### RECORDS FOR THE TASK ###
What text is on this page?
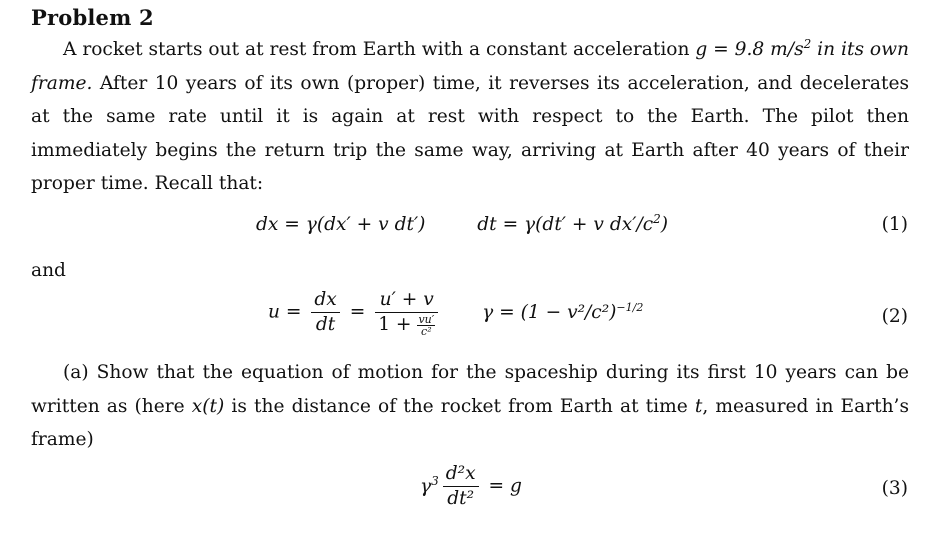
Problem 2
A rocket starts out at rest from Earth with a constant acceleration g = 9.8 $m/s^2$ in its own frame. After 10 years of its own (proper) time, it reverses its acceleration, and decelerates at the same rate until it is again at rest with respect to the Earth. The pilot then immediately begins the return trip the same way, arriving at Earth after 40 years of their proper time. Recall that:
dx = γ(dx′ + v dt′)	dt = γ(dt′ + v $dx'/c^2$)	(1)
and
$u = \frac{dx}{dt} = \frac{u' + v}{1 + \frac{vu'}{\text{c²}}}$ $\gamma = (1 - v^2/c^2)^{-1/2}$	(2)
(a) Show that the equation of motion for the spaceship during its first 10 years can be written as (here x(t) is the distance of the rocket from Earth at time t, measured in Earth’s frame)
$\gamma^3 \frac{\text{d²x}}{\text{dt²}} = g$	(3)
###
Copy out each record shown above without alteration, skipping any picture.

▸ **OUTPUT FOR THIS TASK**:
What text is on this page?
Problem 2
A rocket starts out at rest from Earth with a constant acceleration g = 9.8 $m/s^2$ in its own frame. After 10 years of its own (proper) time, it reverses its acceleration, and decelerates at the same rate until it is again at rest with respect to the Earth. The pilot then immediately begins the return trip the same way, arriving at Earth after 40 years of their proper time. Recall that:
dx = γ(dx′ + v dt′)	dt = γ(dt′ + v $dx'/c^2$)	(1)
and
$u = \frac{dx}{dt} = \frac{u' + v}{1 + \frac{vu'}{\text{c²}}}$ $\gamma = (1 - v^2/c^2)^{-1/2}$	(2)
(a) Show that the equation of motion for the spaceship during its first 10 years can be written as (here x(t) is the distance of the rocket from Earth at time t, measured in Earth’s frame)
$\gamma^3 \frac{\text{d²x}}{\text{dt²}} = g$	(3)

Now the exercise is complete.